[Cython] cython.parallel tasks, single, master, critical, barriers

mark florisson markflorisson88 at gmail.com
Sun Oct 9 15:44:05 CEST 2011


On 9 October 2011 14:39, mark florisson <markflorisson88 at gmail.com> wrote:
> On 9 October 2011 14:30, mark florisson <markflorisson88 at gmail.com> wrote:
>> On 9 October 2011 13:57, Dag Sverre Seljebotn
>> <d.s.seljebotn at astro.uio.no> wrote:
>>> On 10/09/2011 02:18 PM, Dag Sverre Seljebotn wrote:
>>>>
>>>> On 10/09/2011 02:11 PM, mark florisson wrote:
>>>>>
>>>>> Hey,
>>>>>
>>>>> So far people have been enthusiastic about the cython.parallel features,
>>>>> I think we should introduce some new features. I propose the following,
>>>>
>>>> Great!!
>>>>
>>>> I only have time for a very short feedback now, perhaps more will follow.
>>>>
>>>>> assume parallel has been imported from cython:
>>>>>
>>>>> with parallel.master():
>>>>> this is executed in the master thread in a parallel (non-prange)
>>>>> section
>>>>>
>>>>> with parallel.single():
>>>>> same as master, except any thread may do the execution
>>>>>
>>>>> An optional keyword argument 'nowait' specifies whether there will be a
>>>>> barrier at the end. The default is to wait.
>>>
>>> I like
>>>
>>> if parallel.is_master():
>>>    ...
>>> explicit_barrier_somehow() # see below
>>>
>>> better as a Pythonization. One could easily support is_master to be used in
>>> other contexts as well, simply by assigning a status flag in the master
>>> block.
>>>
>>> Using an if-test flows much better with Python I feel, but that naturally
>>> lead to making the barrier explicit. But I like the barrier always being
>>> explicit, rather than having it as a predicate on all the different
>>> constructs like in OpenMP....
>>
>> Hmm, that might mean you also want the barrier for a prange in a
>> parallel to be explicit. I like the 'if' test though, although it
>> wouldn't make sense for 'single'.
>>
>>> I'm less sure about single, since making it a function indicates one could
>>> use it in other contexts and the whole thing becomes too magic (since it's
>>> tied to the position of invocation). I'm tempted to suggest
>>>
>>> for _ in prange(1):
>>>    ...
>>>
>>> as our syntax for single.
>>
>> I think that syntax is absolutely terrible :) Perhaps single is not so
>> important and one can just use master instead (or, if really needed,
>> master + a task with the actual work).
>>
>>>>>
>>>>> with parallel.task():
>>>>> create a task to be executed by some thread in the team
>>>>> once a thread takes up the task it shall only be executed by that
>>>>> thread and no other thread (so the task will be tied to the thread)
>>>>>
>>>>> C variables will be firstprivate
>>>>> Python objects will be shared
>>>>>
>>>>> parallel.taskwait() # wait on any direct descendent tasks to finish
>>>>
>>>> Regarding tasks, I think this is mapping OpenMP too close to Python.
>>>> Closures are excellent for the notion of a task, so I think something
>>>> based on the futures API would work better. I realize that makes the
>>>> mapping to OpenMP and implementation a bit more difficult, but I think
>>>> it is worth it in the long run.

■ Provided information:
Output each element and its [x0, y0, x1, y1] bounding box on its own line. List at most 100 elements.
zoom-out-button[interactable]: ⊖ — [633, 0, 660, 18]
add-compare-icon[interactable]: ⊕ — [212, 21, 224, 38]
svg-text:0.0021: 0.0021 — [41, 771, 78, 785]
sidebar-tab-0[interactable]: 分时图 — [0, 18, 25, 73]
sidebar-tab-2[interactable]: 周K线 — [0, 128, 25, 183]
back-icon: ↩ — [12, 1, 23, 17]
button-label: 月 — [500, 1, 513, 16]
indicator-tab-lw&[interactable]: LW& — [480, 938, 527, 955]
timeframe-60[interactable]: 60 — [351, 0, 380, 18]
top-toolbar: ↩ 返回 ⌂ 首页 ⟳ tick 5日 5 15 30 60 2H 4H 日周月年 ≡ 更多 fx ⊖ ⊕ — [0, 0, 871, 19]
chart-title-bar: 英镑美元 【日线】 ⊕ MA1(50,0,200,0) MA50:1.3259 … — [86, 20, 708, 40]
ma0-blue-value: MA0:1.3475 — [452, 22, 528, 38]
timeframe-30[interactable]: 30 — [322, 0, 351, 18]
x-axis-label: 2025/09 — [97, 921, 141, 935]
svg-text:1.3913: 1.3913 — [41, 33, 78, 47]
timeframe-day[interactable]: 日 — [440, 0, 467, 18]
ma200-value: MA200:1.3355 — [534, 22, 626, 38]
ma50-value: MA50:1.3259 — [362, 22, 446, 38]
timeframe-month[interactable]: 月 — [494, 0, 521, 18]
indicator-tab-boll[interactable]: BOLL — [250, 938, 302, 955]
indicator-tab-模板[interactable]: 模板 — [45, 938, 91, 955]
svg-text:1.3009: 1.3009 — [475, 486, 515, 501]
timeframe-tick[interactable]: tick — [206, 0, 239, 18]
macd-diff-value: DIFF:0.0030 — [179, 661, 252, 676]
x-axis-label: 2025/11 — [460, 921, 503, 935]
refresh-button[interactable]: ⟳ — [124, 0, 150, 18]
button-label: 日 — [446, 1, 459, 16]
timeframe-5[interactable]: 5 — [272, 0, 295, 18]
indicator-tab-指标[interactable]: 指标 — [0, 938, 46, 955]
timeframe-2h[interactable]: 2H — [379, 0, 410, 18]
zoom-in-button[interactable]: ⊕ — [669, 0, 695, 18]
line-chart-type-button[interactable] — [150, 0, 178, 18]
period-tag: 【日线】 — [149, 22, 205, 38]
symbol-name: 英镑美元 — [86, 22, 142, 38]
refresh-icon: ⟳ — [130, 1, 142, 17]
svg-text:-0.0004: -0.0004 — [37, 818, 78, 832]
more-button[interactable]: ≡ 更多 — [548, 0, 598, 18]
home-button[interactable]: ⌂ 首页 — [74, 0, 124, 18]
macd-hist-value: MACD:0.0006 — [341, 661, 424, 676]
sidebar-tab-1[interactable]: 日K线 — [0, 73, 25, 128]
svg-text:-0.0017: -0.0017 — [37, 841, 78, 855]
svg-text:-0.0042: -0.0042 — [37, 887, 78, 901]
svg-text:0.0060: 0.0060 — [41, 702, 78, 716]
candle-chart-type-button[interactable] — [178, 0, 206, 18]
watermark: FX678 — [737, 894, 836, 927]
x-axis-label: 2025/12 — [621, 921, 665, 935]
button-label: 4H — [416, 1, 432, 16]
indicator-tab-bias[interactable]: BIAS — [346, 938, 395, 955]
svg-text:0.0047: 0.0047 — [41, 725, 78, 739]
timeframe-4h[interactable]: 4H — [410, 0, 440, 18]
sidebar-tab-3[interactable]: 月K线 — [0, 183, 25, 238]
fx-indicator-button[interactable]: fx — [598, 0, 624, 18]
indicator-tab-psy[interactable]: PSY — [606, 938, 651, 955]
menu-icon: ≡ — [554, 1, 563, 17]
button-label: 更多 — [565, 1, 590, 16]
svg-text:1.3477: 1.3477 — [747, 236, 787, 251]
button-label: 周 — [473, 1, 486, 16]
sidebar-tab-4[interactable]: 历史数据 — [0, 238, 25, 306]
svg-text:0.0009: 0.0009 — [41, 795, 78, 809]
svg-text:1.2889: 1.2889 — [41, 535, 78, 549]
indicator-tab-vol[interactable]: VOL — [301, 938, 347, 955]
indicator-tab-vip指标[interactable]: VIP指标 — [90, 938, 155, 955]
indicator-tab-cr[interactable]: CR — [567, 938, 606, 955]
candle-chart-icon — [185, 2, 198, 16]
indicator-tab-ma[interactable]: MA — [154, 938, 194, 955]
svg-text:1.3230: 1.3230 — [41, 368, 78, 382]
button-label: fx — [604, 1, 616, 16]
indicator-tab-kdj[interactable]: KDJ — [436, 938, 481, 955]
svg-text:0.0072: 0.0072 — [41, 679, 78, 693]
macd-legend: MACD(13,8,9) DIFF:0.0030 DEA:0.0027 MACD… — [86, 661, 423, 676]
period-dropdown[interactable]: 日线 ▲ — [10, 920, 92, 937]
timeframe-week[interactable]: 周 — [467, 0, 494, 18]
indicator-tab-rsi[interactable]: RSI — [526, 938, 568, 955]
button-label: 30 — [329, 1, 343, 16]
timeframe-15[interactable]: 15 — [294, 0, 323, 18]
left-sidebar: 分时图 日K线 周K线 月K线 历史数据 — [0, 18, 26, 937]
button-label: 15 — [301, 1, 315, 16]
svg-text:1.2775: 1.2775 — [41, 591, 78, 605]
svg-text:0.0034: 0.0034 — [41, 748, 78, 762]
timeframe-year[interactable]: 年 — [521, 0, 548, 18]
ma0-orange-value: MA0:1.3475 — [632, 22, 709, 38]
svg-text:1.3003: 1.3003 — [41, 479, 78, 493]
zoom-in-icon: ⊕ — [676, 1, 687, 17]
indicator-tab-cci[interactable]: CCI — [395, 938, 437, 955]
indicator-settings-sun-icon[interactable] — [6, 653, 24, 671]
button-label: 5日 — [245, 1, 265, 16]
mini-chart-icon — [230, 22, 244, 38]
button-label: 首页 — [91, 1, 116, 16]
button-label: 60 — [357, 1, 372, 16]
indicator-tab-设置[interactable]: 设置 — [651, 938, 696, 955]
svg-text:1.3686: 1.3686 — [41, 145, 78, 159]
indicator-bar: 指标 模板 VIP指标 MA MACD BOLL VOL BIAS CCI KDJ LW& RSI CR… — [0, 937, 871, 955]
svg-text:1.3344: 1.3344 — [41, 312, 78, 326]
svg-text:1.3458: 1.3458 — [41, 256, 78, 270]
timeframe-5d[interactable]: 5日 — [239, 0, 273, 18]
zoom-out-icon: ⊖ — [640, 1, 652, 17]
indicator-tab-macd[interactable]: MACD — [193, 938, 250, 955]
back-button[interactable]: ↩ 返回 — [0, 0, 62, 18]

■ To do:
A - In the Cython parallel thread, what does the optional 'nowait' keyword argument specify, and what is its default?
B - Write the next part of the Cython parallel thread, picking up right after its last line.
You won't need the material above.

■ Answers to the exercise:
A - It specifies whether there will be a barrier at the end, and the default is to wait.

B -
>>>>
>>>>>
>>>>> with parallel.critical():
>>>>> this section of code is mutually exclusive with other critical sections
>>>>> optional keyword argument 'name' specifies a name for the critical
>>>>> section,
>>>>> which means all sections with that name will exclude each other,
>>>>> but not
>>>>> critical sections with different names
>>>>>
>>>>> Note: all threads that encounter the section will execute it, just
>>>>> not at the same time
>>>
>>> Yes, this works well as a with-statement...
>>>
>>> ..except that it is slightly magic in that it binds to call position (unlike
>>> anything in Python). I.e. this would be more "correct", or at least
>>> Pythonic:
>>>
>>> with parallel.critical(__file__, __line__):
>>>    ...
>>>
>>
>> I'm not entirely sure what you mean here. Critical is really about the
>> block contained within, not about a position in a file. Not all
>> threads have to encounter the critical region, and not specifying a
>> name means you exclude with *all other* unnamed critical sections (not
>> just this one).
>>
>>>>>
>>>>> with parallel.barrier():
>>>>> all threads wait until everyone has reached the barrier
>>>>> either no one or everyone should encounter the barrier
>>>>> shared variables are flushed
>>>
>>> I have problems with requiring a noop with block...
>>>
>>> I'd much rather write
>>>
>>> parallel.barrier()
>>
>> Although in OpenMP it doesn't have any associated code, but we could
>> give it those semantics: apply the barrier at the end of the block of
>> code. The con is that the barrier is at the top while it only affects
>> leaving the block, you would write:
>>
>> with parallel.barrier():
>>    if rand() > .5:
>>        ...
>>    else:
>>        ...
>> # the barrier is here
>>
>>> However, that ties a function call to the place of invocation, and suggests
>>> that one could do
>>>
>>> if rand() > .5:
>>>    barrier()
>>> else:
>>>    i += 3
>>>    barrier()
>>>
>>> and have the same barrier in each case. Again,
>>>
>>> barrier(__file__, __line__)
>>>
>>> gets us purity at the cost of practicality.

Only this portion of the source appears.